**Text shown:**

────────────────────────────────────────

Financial information relating to the Corporation is contained in its comparative annual financial statements and Management’s Discussion and Analysis of the results of operations for Fiscal 2014. Copies of this Management Proxy Circular, the Annual Report which contains the comparative audited financial statements of the Corporation, any interim financial statements subsequent to those statements contained in the Annual Report and Management’s Discussion and Analysis of the results of operations for the Corporation for an annual or interim period, the Annual Information Form, and copies of charters of the committees of the Board and the Corporate Governance Guidelines may be obtained from SEDAR at www.sedar.com or free of charge upon request from Investor Relations of the Corporation at P.O. Box 4569, Station “A”, Toronto, Ontario M5W 4T9, (416) 362-2237 ext. 1 or by emailing investor@ddcorp.ca or by viewing the Corporation’s web site. Throughout this Management Proxy Circular, references to documents and/or information available on the Corporation’s website can be found at http://www.ddcorp.ca.

(a) The Board is currently comprised of eight directors, of which seven are considered to be unrelated and independent directors within the meaning of Canadian and United States securities laws and the NYSE Rules. A director is considered to be unrelated and independent by the Board if the Board determines that the director has no direct or indirect material relationship with the Corporation. A material relationship is a relationship that could, in the view of the Board, be reasonably expected to interfere with the exercise of the director’s judgment independent of management. The independent directors of the Corporation are currently Graham G. Clow, Noel Harwerth, Daniel Jarvis, Tom Kenny, Ollie Oliveira, Fiona Perrott-Humphrey and Chuck Strahl. Noel Harwerth is not standing for re-election as a director.

(b) Robert A. Gannicott, Chief Executive of the Corporation, is the only related and non-independent director of the Corporation.

(c) A majority of the directors of the Corporation are independent as defined in Section 1.2(1) of NI58-101.

────────────────────────────────────────

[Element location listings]
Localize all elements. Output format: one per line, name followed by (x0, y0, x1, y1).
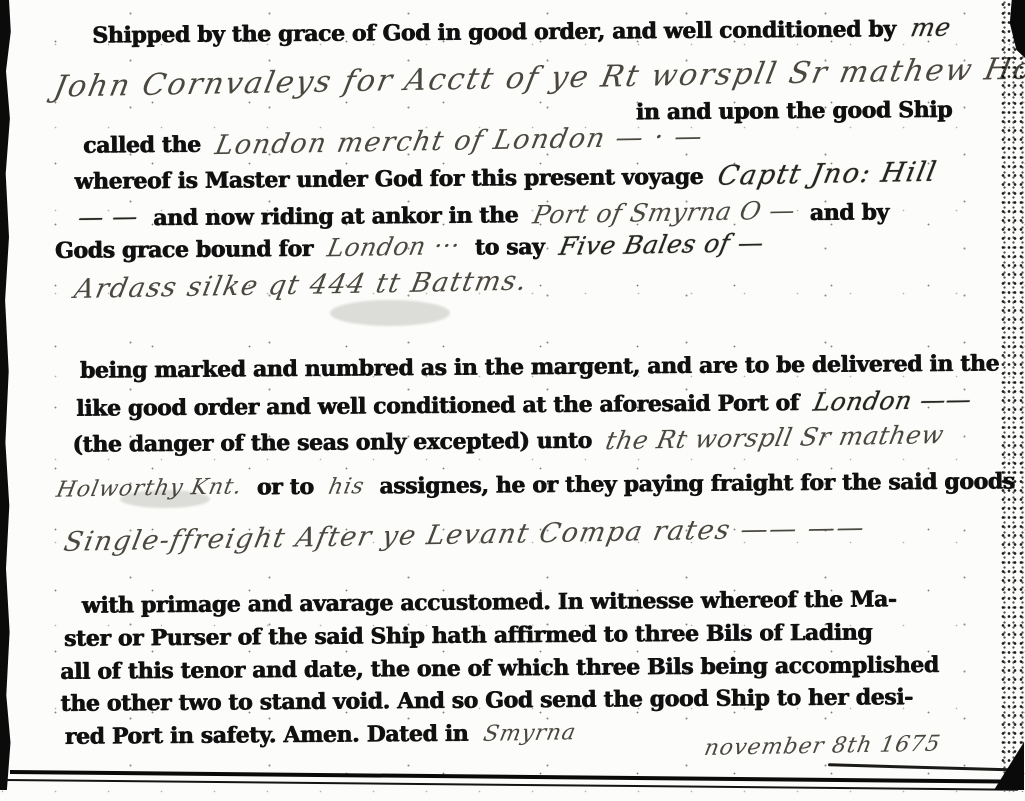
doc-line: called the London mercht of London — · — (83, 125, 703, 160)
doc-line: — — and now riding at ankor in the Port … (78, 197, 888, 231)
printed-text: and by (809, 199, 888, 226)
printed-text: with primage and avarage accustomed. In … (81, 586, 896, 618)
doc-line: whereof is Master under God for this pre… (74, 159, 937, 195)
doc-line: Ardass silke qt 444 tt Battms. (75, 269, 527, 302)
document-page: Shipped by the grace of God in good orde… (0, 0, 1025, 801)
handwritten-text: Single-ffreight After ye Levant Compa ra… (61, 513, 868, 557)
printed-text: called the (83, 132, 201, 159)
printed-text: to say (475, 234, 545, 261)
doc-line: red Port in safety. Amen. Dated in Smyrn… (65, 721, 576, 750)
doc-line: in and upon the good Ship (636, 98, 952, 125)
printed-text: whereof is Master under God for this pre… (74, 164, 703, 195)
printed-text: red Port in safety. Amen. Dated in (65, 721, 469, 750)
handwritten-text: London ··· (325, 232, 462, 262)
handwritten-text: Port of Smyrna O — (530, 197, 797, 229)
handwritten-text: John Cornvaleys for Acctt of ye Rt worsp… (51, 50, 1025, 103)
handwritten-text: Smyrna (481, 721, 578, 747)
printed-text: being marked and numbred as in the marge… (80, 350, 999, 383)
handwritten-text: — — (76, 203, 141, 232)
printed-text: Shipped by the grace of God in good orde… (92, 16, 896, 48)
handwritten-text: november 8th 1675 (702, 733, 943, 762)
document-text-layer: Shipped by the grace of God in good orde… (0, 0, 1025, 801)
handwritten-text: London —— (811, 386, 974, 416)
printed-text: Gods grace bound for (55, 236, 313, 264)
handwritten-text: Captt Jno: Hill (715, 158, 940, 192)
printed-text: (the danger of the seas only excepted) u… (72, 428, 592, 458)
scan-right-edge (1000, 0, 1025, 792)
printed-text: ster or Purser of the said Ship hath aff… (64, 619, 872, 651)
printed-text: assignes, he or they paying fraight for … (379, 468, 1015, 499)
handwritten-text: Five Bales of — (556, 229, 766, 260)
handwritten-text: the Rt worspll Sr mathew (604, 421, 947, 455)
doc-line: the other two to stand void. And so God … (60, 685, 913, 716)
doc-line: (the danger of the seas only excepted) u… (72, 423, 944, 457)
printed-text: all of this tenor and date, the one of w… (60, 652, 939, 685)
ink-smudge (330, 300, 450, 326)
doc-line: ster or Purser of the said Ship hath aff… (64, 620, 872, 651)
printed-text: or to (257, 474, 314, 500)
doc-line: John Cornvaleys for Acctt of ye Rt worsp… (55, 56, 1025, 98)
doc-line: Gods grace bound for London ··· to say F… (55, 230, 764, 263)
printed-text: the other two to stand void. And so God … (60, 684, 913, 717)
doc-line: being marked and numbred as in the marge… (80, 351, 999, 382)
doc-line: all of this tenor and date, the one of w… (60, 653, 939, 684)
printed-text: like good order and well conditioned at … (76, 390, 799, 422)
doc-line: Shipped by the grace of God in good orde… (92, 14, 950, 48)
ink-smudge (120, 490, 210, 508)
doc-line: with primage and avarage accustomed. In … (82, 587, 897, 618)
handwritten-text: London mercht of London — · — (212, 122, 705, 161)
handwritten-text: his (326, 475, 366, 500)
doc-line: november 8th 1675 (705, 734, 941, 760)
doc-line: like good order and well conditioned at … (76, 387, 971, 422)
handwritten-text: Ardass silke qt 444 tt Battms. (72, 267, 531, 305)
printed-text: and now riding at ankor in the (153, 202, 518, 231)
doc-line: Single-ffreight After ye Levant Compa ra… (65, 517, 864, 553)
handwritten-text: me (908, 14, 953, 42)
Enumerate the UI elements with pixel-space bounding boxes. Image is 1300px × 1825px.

────────────────────────────────────────

**Task list:**
A - Answer these questions about the proxy circular excerpt:
(i) How many directors currently make up the Board?
(ii) Who is the only related and non-independent director?
(iii) What telephone number is given for Investor Relations?
B - Carry on the proxy circular excerpt on board independence from the point where it stops.

**Exercise results:**
A -
(i) Eight directors.
(ii) Robert A. Gannicott, Chief Executive of the Corporation.
(iii) (416) 362-2237 ext. 1.

B -
(d) Some of the directors of the Corporation, and the proposed nominees, are also directors of other reporting issuers, or the equivalent of a reporting issuer in a foreign jurisdiction. The following table outlines such directorships held by the members of the Board as of June 2, 2014. No members of the Board served together on the boards of other public companies:

(e) Each face to face scheduled meeting of the Board includes an executive session with only non- management directors present. The Lead Director, or in his absence another independent director, presides over all executive sessions. The Board held eight scheduled meetings and two unscheduled meetings during Fiscal 2014. The independent directors held private sessions at four directors meetings during Fiscal 2014. The independent directors sitting on committees also held private sessions at four of five Audit Committee Meetings; at both Human Resources & Compensation Committee meetings, at three of four Nominating & Corporate Governance Committee meetings and at one of the two Health, Safety & Environmental Committee meetings.

(f) The Chairman of the Corporation, Robert A. Gannicott, is a non-independent director. Daniel Jarvis, who is not a member of management and who is unrelated and independent, is the Lead Director for the Corporation. He was appointed as the Lead Director on June 2, 2010. The principal responsibilities of the Lead Director include overseeing the Board processes so that it operates efficiently and effectively in carrying out its duties, acting as a liaison between the Board and management, and presiding over all executive sessions of the Board. The Corporation has written guidelines for the Lead Director. These guidelines are available on the Corporation's website. Interested parties may contact the Lead Director by mail addressed to Mr. Jarvis c/o Dominion Diamond Corporation, P.O. Box 4569, Station A, Toronto ON Canada M5W 4T9 or in accordance with the procedure set out in the Corporation’s Whistleblower Protection Policy which is available on the Corporation’s website.

(g) The attendance at Board and Committee meetings for the directors that held office during Fiscal 2014 can be found on pages 21 and 22 of this Management Proxy Circular (see “Meetings Held and Attendance of Directors”).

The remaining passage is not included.